*DATASET RECORDS*.
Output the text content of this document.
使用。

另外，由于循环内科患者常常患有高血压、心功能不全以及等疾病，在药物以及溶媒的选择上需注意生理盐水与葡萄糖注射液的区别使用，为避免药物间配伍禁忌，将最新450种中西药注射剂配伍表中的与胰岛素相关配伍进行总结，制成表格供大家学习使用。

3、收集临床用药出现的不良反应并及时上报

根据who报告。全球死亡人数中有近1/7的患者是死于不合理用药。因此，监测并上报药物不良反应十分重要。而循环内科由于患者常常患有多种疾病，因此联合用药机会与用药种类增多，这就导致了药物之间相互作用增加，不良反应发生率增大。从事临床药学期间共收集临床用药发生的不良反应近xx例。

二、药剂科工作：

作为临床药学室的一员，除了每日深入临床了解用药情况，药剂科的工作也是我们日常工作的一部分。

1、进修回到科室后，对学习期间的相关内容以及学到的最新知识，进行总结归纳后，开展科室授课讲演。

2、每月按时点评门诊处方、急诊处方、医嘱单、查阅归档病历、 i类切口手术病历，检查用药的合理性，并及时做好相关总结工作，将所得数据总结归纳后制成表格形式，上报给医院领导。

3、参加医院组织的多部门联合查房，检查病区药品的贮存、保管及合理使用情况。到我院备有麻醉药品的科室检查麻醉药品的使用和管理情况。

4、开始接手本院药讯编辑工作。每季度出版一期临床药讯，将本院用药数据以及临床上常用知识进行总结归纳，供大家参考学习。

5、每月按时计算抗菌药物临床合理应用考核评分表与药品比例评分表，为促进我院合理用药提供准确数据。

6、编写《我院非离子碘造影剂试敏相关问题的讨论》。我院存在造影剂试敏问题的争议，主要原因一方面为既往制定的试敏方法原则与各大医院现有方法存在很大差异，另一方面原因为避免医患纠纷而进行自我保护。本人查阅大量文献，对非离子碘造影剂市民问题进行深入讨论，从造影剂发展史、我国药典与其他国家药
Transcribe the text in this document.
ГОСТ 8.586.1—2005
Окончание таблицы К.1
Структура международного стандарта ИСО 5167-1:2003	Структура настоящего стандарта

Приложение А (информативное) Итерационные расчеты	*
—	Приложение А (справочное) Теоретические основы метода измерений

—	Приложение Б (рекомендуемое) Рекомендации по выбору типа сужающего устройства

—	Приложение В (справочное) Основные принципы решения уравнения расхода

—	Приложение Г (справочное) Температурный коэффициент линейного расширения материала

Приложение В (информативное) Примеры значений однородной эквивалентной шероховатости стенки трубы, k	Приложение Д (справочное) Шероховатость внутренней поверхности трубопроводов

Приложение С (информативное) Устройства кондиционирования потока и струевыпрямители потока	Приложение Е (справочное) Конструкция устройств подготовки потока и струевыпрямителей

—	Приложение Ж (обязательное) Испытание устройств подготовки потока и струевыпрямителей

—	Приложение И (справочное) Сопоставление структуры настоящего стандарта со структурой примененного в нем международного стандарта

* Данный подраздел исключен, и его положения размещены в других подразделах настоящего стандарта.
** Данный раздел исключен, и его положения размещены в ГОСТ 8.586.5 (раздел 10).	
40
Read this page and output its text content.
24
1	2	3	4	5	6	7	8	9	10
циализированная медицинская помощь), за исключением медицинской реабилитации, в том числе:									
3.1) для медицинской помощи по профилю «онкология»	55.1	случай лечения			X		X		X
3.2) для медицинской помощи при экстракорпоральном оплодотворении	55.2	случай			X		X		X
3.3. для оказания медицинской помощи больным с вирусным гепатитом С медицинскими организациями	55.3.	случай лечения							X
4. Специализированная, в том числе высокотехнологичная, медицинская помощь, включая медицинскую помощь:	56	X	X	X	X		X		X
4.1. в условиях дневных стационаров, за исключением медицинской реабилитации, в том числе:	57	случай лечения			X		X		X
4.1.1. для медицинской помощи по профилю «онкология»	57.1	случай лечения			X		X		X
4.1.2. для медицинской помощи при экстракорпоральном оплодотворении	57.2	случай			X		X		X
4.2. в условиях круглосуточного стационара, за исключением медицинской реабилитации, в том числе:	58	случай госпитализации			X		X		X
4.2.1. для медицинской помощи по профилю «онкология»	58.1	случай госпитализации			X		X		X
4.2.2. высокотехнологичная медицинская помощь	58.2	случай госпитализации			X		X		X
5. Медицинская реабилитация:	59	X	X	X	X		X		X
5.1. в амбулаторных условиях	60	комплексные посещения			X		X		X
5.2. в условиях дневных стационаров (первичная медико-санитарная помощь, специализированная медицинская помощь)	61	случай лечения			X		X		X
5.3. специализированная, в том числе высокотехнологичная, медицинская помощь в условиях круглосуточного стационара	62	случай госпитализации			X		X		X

*WRITTEN INSTRUCTION*. Each line must be given again exactly as written above.

*RESULT OF THE TASK*.
Output the text content of this document.
使用。

另外，由于循环内科患者常常患有高血压、心功能不全以及等疾病，在药物以及溶媒的选择上需注意生理盐水与葡萄糖注射液的区别使用，为避免药物间配伍禁忌，将最新450种中西药注射剂配伍表中的与胰岛素相关配伍进行总结，制成表格供大家学习使用。

3、收集临床用药出现的不良反应并及时上报

根据who报告。全球死亡人数中有近1/7的患者是死于不合理用药。因此，监测并上报药物不良反应十分重要。而循环内科由于患者常常患有多种疾病，因此联合用药机会与用药种类增多，这就导致了药物之间相互作用增加，不良反应发生率增大。从事临床药学期间共收集临床用药发生的不良反应近xx例。

二、药剂科工作：

作为临床药学室的一员，除了每日深入临床了解用药情况，药剂科的工作也是我们日常工作的一部分。

1、进修回到科室后，对学习期间的相关内容以及学到的最新知识，进行总结归纳后，开展科室授课讲演。

2、每月按时点评门诊处方、急诊处方、医嘱单、查阅归档病历、 i类切口手术病历，检查用药的合理性，并及时做好相关总结工作，将所得数据总结归纳后制成表格形式，上报给医院领导。

3、参加医院组织的多部门联合查房，检查病区药品的贮存、保管及合理使用情况。到我院备有麻醉药品的科室检查麻醉药品的使用和管理情况。

4、开始接手本院药讯编辑工作。每季度出版一期临床药讯，将本院用药数据以及临床上常用知识进行总结归纳，供大家参考学习。

5、每月按时计算抗菌药物临床合理应用考核评分表与药品比例评分表，为促进我院合理用药提供准确数据。

6、编写《我院非离子碘造影剂试敏相关问题的讨论》。我院存在造影剂试敏问题的争议，主要原因一方面为既往制定的试敏方法原则与各大医院现有方法存在很大差异，另一方面原因为避免医患纠纷而进行自我保护。本人查阅大量文献，对非离子碘造影剂市民问题进行深入讨论，从造影剂发展史、我国药典与其他国家药
Transcribe the text in this document.
ГОСТ 8.586.1—2005
Окончание таблицы К.1
Структура международного стандарта ИСО 5167-1:2003	Структура настоящего стандарта

Приложение А (информативное) Итерационные расчеты	*
—	Приложение А (справочное) Теоретические основы метода измерений

—	Приложение Б (рекомендуемое) Рекомендации по выбору типа сужающего устройства

—	Приложение В (справочное) Основные принципы решения уравнения расхода

—	Приложение Г (справочное) Температурный коэффициент линейного расширения материала

Приложение В (информативное) Примеры значений однородной эквивалентной шероховатости стенки трубы, k	Приложение Д (справочное) Шероховатость внутренней поверхности трубопроводов

Приложение С (информативное) Устройства кондиционирования потока и струевыпрямители потока	Приложение Е (справочное) Конструкция устройств подготовки потока и струевыпрямителей

—	Приложение Ж (обязательное) Испытание устройств подготовки потока и струевыпрямителей

—	Приложение И (справочное) Сопоставление структуры настоящего стандарта со структурой примененного в нем международного стандарта

* Данный подраздел исключен, и его положения размещены в других подразделах настоящего стандарта.
** Данный раздел исключен, и его положения размещены в ГОСТ 8.586.5 (раздел 10).	
40
Read this page and output its text content.
24
1	2	3	4	5	6	7	8	9	10
циализированная медицинская помощь), за исключением медицинской реабилитации, в том числе:									
3.1) для медицинской помощи по профилю «онкология»	55.1	случай лечения			X		X		X
3.2) для медицинской помощи при экстракорпоральном оплодотворении	55.2	случай			X		X		X
3.3. для оказания медицинской помощи больным с вирусным гепатитом С медицинскими организациями	55.3.	случай лечения							X
4. Специализированная, в том числе высокотехнологичная, медицинская помощь, включая медицинскую помощь:	56	X	X	X	X		X		X
4.1. в условиях дневных стационаров, за исключением медицинской реабилитации, в том числе:	57	случай лечения			X		X		X
4.1.1. для медицинской помощи по профилю «онкология»	57.1	случай лечения			X		X		X
4.1.2. для медицинской помощи при экстракорпоральном оплодотворении	57.2	случай			X		X		X
4.2. в условиях круглосуточного стационара, за исключением медицинской реабилитации, в том числе:	58	случай госпитализации			X		X		X
4.2.1. для медицинской помощи по профилю «онкология»	58.1	случай госпитализации			X		X		X
4.2.2. высокотехнологичная медицинская помощь	58.2	случай госпитализации			X		X		X
5. Медицинская реабилитация:	59	X	X	X	X		X		X
5.1. в амбулаторных условиях	60	комплексные посещения			X		X		X
5.2. в условиях дневных стационаров (первичная медико-санитарная помощь, специализированная медицинская помощь)	61	случай лечения			X		X		X
5.3. специализированная, в том числе высокотехнологичная, медицинская помощь в условиях круглосуточного стационара	62	случай госпитализации			X		X		X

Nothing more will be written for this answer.